Give, as a bare number, the count of lines that contain the word "Moscow".

---+---

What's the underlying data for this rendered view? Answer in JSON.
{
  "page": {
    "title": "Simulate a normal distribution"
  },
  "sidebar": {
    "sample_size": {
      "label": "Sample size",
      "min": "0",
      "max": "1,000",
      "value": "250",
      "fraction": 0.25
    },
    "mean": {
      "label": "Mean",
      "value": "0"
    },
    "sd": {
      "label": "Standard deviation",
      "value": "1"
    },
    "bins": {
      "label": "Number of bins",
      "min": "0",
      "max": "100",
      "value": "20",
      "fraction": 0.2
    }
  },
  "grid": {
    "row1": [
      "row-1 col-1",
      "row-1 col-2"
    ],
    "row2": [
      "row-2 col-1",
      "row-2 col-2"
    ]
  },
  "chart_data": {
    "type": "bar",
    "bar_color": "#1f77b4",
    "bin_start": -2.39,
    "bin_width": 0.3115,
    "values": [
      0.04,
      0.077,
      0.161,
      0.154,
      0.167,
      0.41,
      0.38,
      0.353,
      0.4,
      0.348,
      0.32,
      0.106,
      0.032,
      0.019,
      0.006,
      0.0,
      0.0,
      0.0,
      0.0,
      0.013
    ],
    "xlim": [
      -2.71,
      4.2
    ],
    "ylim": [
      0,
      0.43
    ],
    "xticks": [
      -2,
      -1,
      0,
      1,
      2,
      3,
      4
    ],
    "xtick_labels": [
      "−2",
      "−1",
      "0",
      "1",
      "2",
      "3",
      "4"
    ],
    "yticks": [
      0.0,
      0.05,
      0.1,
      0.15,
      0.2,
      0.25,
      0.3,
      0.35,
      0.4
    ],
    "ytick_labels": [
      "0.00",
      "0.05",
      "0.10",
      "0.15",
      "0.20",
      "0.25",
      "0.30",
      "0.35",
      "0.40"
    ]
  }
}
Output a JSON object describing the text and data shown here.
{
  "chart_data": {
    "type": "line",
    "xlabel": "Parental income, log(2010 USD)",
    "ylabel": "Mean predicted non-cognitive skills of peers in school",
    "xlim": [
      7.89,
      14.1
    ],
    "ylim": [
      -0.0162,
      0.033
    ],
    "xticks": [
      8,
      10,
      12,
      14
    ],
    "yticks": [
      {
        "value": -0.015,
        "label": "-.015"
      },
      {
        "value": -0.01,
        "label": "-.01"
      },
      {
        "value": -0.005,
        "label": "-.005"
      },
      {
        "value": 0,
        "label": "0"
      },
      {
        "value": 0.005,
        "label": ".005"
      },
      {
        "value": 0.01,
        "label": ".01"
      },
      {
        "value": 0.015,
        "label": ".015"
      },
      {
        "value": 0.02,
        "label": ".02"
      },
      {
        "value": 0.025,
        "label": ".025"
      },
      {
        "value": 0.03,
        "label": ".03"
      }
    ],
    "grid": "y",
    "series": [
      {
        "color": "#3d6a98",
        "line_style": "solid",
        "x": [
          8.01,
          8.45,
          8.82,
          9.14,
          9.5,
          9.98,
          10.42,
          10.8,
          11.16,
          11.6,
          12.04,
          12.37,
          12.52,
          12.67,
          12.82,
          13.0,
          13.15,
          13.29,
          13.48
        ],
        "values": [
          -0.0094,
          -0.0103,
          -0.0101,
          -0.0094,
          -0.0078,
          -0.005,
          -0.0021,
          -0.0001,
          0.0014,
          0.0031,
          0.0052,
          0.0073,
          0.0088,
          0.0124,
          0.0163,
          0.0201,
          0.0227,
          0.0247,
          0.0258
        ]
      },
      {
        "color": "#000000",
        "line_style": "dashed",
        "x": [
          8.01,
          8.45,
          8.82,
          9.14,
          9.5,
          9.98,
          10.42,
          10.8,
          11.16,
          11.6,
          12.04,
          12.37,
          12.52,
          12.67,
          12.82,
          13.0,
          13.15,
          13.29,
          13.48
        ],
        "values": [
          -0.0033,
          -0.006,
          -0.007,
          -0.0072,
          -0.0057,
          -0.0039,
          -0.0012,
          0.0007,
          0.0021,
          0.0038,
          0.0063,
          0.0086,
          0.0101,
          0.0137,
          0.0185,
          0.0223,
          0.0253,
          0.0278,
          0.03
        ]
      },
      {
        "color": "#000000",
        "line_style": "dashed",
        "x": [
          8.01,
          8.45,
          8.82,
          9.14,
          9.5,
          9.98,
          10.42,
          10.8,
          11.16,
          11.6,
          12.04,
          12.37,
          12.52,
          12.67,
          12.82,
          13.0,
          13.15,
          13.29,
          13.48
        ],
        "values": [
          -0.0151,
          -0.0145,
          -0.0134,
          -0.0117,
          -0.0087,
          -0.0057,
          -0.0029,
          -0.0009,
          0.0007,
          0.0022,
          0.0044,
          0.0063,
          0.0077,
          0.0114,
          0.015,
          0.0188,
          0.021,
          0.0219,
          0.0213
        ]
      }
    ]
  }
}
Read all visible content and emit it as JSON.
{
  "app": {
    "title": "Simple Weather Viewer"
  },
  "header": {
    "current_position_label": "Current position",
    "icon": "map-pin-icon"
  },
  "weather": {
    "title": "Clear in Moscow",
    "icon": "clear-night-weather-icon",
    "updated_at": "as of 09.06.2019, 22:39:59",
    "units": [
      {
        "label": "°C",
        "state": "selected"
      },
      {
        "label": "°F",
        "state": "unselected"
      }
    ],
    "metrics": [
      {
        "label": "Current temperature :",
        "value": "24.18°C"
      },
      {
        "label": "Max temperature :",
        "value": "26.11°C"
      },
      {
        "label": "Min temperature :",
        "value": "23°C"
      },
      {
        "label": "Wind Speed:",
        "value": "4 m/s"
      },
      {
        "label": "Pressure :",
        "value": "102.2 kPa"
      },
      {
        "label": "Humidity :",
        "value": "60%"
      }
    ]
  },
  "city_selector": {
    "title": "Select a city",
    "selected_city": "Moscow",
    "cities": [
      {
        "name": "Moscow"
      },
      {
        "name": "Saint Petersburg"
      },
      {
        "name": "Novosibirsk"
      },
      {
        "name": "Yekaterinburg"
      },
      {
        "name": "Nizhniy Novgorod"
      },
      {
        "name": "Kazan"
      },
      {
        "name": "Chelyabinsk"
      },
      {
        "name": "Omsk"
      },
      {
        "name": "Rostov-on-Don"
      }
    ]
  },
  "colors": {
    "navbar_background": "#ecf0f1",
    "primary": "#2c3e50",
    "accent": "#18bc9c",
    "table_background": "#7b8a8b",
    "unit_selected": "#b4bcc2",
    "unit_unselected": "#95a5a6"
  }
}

---+---

• _Correct response_:
3